- _PROVIDED RECORDS_
____

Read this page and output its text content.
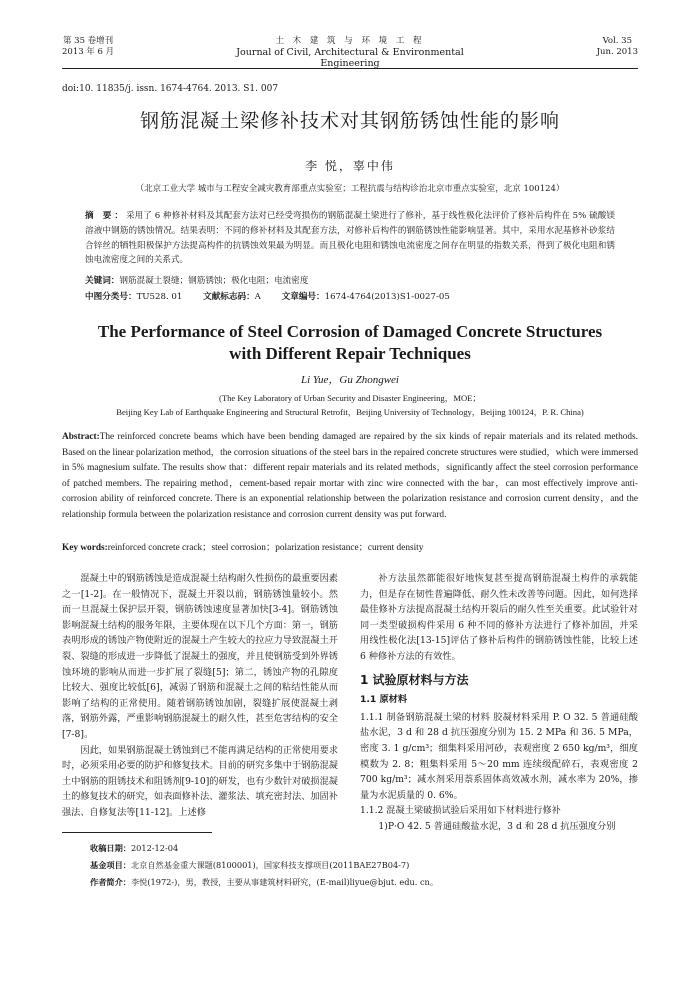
第 35 卷增刊
2013 年 6 月
土 木 建 筑 与 环 境 工 程
Journal of Civil, Architectural & Environmental Engineering
Vol. 35
Jun. 2013
doi:10. 11835/j. issn. 1674-4764. 2013. S1. 007
钢筋混凝土梁修补技术对其钢筋锈蚀性能的影响
李 悦，辜中伟
（北京工业大学 城市与工程安全减灾教育部重点实验室；工程抗震与结构诊治北京市重点实验室，北京 100124）
摘 要：采用了 6 种修补材料及其配套方法对已经受弯损伤的钢筋混凝土梁进行了修补，基于线性极化法评价了修补后构件在 5% 硫酸镁溶液中钢筋的锈蚀情况。结果表明：不同的修补材料及其配套方法，对修补后构件的钢筋锈蚀性能影响显著。其中，采用水泥基修补砂浆结合锌丝的牺牲阳极保护方法提高构件的抗锈蚀效果最为明显。而且极化电阻和锈蚀电流密度之间存在明显的指数关系，得到了极化电阻和锈蚀电流密度之间的关系式。
关键词：钢筋混凝土裂缝；钢筋锈蚀；极化电阻；电流密度
中图分类号：TU528. 01 文献标志码：A 文章编号：1674-4764(2013)S1-0027-05
The Performance of Steel Corrosion of Damaged Concrete Structures
with Different Repair Techniques
Li Yue，Gu Zhongwei
(The Key Laboratory of Urban Security and Disaster Engineering，MOE；
Beijing Key Lab of Earthquake Engineering and Structural Retrofit，Beijing University of Technology，Beijing 100124，P. R. China)
Abstract:The reinforced concrete beams which have been bending damaged are repaired by the six kinds of repair materials and its related methods. Based on the linear polarization method，the corrosion situations of the steel bars in the repaired concrete structures were studied，which were immersed in 5% magnesium sulfate. The results show that：different repair materials and its related methods，significantly affect the steel corrosion performance of patched members. The repairing method，cement-based repair mortar with zinc wire connected with the bar，can most effectively improve anti-corrosion ability of reinforced concrete. There is an exponential relationship between the polarization resistance and corrosion current density，and the relationship formula between the polarization resistance and corrosion current density was put forward.
Key words:reinforced concrete crack；steel corrosion；polarization resistance；current density

混凝土中的钢筋锈蚀是造成混凝土结构耐久性损伤的最重要因素之一[1-2]。在一般情况下，混凝土开裂以前，钢筋锈蚀量较小。然而一旦混凝土保护层开裂，钢筋锈蚀速度显著加快[3-4]。钢筋锈蚀影响混凝土结构的服务年限，主要体现在以下几个方面：第一，钢筋表明形成的锈蚀产物使附近的混凝土产生较大的拉应力导致混凝土开裂、裂缝的形成进一步降低了混凝土的强度，并且使钢筋受到外界锈蚀环境的影响从而进一步扩展了裂缝[5]；第二，锈蚀产物的孔隙度比较大、强度比较低[6]，减弱了钢筋和混凝土之间的粘结性能从而影响了结构的正常使用。随着钢筋锈蚀加剧，裂缝扩展使混凝土剥落，钢筋外露，严重影响钢筋混凝土的耐久性，甚至危害结构的安全[7-8]。

因此，如果钢筋混凝土锈蚀到已不能再满足结构的正常使用要求时，必须采用必要的防护和修复技术。目前的研究多集中于钢筋混凝土中钢筋的阻锈技术和阻锈剂[9-10]的研发，也有少数针对破损混凝土的修复技术的研究，如表面修补法、灌浆法、填充密封法、加固补强法、自修复法等[11-12]。上述修

补方法虽然都能很好地恢复甚至提高钢筋混凝土构件的承载能力，但是存在韧性普遍降低、耐久性未改善等问题。因此，如何选择最佳修补方法提高混凝土结构开裂后的耐久性至关重要。此试验针对同一类型破损构件采用 6 种不同的修补方法进行了修补加固，并采用线性极化法[13-15]评估了修补后构件的钢筋锈蚀性能，比较上述 6 种修补方法的有效性。

1 试验原材料与方法
1.1 原材料

1.1.1 制备钢筋混凝土梁的材料 胶凝材料采用 P. O 32. 5 普通硅酸盐水泥，3 d 和 28 d 抗压强度分别为 15. 2 MPa 和 36. 5 MPa，密度 3. 1 g/cm³；细集料采用河砂，表观密度 2 650 kg/m³，细度模数为 2. 8；粗集料采用 5～20 mm 连续级配碎石，表观密度 2 700 kg/m³；减水剂采用萘系固体高效减水剂，减水率为 20%，掺量为水泥质量的 0. 6%。

1.1.2 混凝土梁破损试验后采用如下材料进行修补

1)P·O 42. 5 普通硅酸盐水泥，3 d 和 28 d 抗压强度分别

收稿日期：2012-12-04
基金项目：北京自然基金重大课题(8100001)，国家科技支撑项目(2011BAE27B04-7)
作者简介：李悦(1972-)，男，教授，主要从事建筑材料研究，(E-mail)liyue@bjut. edu. cn。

____

Copy each line containing the word "普通硅酸盐水泥" from the data.

1.1.1 制备钢筋混凝土梁的材料 胶凝材料采用 P. O 32. 5 普通硅酸盐水泥，3 d 和 28 d 抗压强度分别为 15. 2 MPa 和 36. 5 MPa，密度 3. 1 g/cm³；细集料采用河砂，表观密度 2 650 kg/m³，细度模数为 2. 8；粗集料采用 5～20 mm 连续级配碎石，表观密度 2 700 kg/m³；减水剂采用萘系固体高效减水剂，减水率为 20%，掺量为水泥质量的 0. 6%。
1)P·O 42. 5 普通硅酸盐水泥，3 d 和 28 d 抗压强度分别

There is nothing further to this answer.